▶ **Instructions to follow**:
Where a line of the listing below includes the word "Unscharf", reproduce that line.
** start Information shown **
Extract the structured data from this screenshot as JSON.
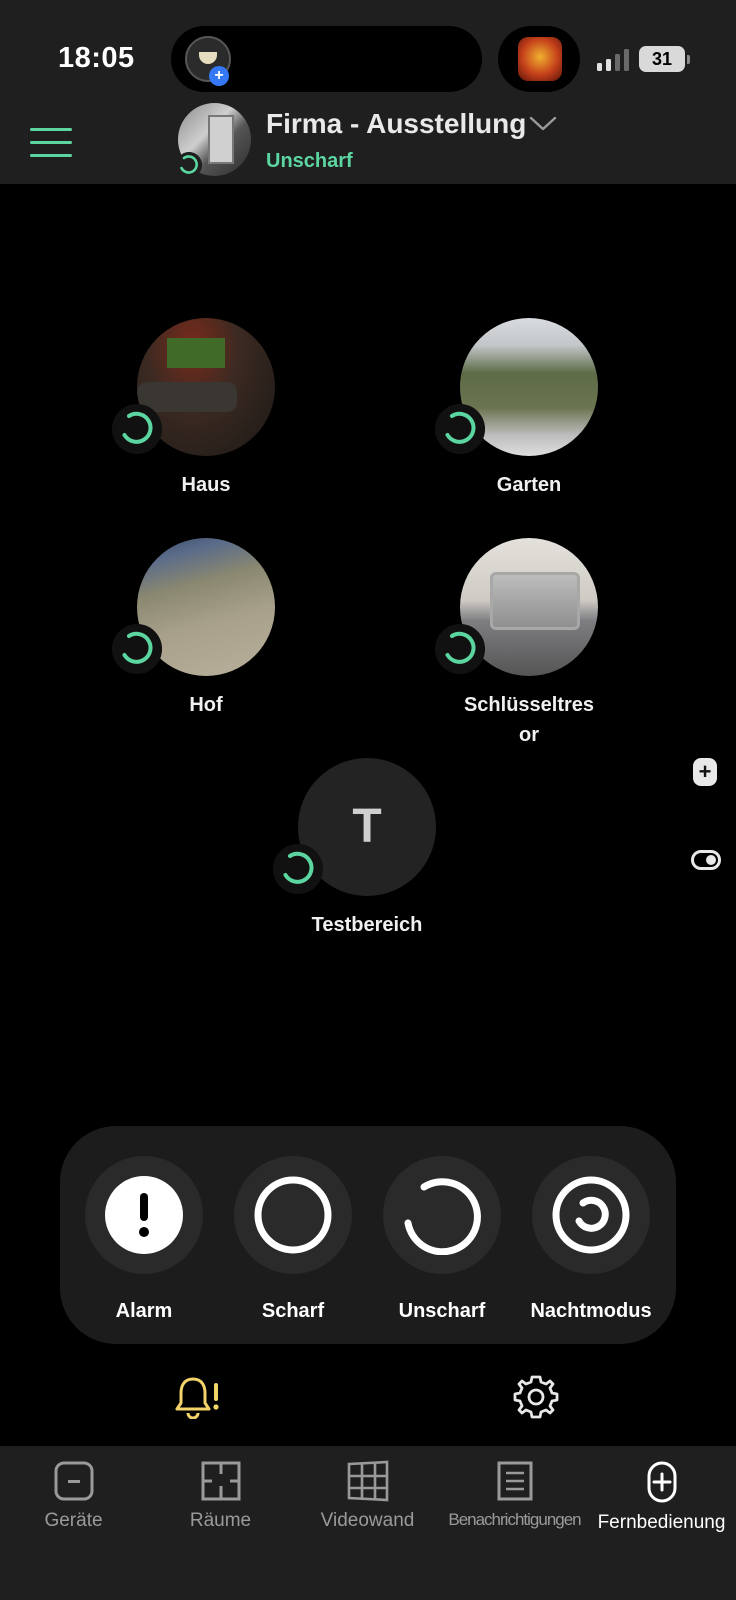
{
  "status_bar": {
    "time": "18:05",
    "battery": "31"
  },
  "header": {
    "site_name": "Firma - Ausstellung",
    "site_state": "Unscharf"
  },
  "areas": [
    {
      "label": "Haus",
      "icon": "disarmed-ring-icon"
    },
    {
      "label": "Garten",
      "icon": "disarmed-ring-icon"
    },
    {
      "label": "Hof",
      "icon": "disarmed-ring-icon"
    },
    {
      "label": "Schlüsseltres\nor",
      "icon": "disarmed-ring-icon"
    },
    {
      "label": "Testbereich",
      "initial": "T",
      "icon": "disarmed-ring-icon"
    }
  ],
  "controls": [
    {
      "label": "Alarm",
      "icon": "alarm-icon"
    },
    {
      "label": "Scharf",
      "icon": "armed-ring-icon"
    },
    {
      "label": "Unscharf",
      "icon": "disarmed-ring-icon"
    },
    {
      "label": "Nachtmodus",
      "icon": "night-mode-icon"
    }
  ],
  "nav": [
    {
      "label": "Geräte",
      "icon": "devices-icon"
    },
    {
      "label": "Räume",
      "icon": "rooms-icon"
    },
    {
      "label": "Videowand",
      "icon": "videowall-icon"
    },
    {
      "label": "Benachrichtigungen",
      "icon": "notifications-list-icon"
    },
    {
      "label": "Fernbedienung",
      "icon": "remote-control-icon",
      "active": true
    }
  ],
  "colors": {
    "accent_green": "#5cd6a0",
    "bell_yellow": "#f2d46a",
    "header_bg": "#1f1f1f",
    "panel_bg": "#1c1c1c"
  }
}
** end Information shown **
▶ **Result for this task**:
    "site_state": "Unscharf"
      "label": "Unscharf",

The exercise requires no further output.